▸ **Task objective**
Collect all lines below with the string "this".

▸ **Entries supplied**
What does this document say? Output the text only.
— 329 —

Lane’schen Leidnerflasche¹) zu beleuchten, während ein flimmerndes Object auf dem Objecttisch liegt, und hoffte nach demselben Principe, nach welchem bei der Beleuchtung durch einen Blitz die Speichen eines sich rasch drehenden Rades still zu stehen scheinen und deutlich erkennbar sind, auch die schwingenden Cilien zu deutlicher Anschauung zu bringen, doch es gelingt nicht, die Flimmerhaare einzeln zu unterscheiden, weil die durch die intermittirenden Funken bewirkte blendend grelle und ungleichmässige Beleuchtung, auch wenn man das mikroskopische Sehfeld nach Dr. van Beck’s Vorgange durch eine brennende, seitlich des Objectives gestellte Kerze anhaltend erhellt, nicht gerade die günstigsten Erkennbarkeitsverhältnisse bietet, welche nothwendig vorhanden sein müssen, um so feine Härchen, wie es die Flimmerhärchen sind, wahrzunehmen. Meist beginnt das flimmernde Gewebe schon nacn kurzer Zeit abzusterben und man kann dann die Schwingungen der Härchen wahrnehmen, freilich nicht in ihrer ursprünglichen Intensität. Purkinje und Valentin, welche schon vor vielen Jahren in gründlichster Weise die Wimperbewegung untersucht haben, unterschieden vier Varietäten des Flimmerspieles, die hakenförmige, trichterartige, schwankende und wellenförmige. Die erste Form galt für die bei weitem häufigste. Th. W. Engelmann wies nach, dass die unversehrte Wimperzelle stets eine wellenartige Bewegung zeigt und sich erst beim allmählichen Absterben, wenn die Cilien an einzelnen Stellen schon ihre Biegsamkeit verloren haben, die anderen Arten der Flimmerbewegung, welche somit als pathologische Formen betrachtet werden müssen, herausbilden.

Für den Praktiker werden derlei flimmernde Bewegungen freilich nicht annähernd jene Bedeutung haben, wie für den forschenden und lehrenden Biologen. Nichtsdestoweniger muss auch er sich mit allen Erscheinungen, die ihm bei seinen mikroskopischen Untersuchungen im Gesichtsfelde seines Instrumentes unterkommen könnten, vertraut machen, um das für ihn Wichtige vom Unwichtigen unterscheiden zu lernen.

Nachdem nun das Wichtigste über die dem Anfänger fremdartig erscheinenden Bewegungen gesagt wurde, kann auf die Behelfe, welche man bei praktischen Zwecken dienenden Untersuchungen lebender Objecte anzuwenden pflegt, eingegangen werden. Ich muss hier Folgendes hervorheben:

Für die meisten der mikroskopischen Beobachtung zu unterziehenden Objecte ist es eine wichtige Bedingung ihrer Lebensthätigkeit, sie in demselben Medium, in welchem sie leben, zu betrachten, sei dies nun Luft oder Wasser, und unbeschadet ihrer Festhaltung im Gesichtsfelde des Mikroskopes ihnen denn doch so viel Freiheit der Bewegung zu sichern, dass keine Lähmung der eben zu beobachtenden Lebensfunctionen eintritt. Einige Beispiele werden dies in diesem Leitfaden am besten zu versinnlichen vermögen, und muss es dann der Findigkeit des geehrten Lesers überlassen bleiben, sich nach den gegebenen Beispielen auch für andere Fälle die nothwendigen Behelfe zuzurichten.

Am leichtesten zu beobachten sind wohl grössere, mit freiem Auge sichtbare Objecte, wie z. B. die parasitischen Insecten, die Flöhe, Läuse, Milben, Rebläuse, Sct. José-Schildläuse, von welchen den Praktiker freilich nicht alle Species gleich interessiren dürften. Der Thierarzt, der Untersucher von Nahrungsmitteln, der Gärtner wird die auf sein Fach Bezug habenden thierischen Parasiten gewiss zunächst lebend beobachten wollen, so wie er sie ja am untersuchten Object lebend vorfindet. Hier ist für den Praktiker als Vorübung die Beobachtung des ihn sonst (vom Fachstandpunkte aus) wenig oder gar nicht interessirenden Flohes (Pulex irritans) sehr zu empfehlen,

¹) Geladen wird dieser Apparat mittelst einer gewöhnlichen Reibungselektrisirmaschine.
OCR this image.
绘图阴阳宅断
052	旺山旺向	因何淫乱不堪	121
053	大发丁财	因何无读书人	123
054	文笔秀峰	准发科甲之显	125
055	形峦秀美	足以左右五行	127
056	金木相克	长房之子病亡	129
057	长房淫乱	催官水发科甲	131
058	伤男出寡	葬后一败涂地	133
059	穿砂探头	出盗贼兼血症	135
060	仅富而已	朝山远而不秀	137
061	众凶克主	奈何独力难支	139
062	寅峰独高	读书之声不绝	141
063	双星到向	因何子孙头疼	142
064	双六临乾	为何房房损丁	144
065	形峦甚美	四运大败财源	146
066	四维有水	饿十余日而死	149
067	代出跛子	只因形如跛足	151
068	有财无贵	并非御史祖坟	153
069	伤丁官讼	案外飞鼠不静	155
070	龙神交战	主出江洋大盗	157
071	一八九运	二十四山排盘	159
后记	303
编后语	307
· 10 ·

▸ **Final result**
What does this document say? Output the text only.
OCR this image.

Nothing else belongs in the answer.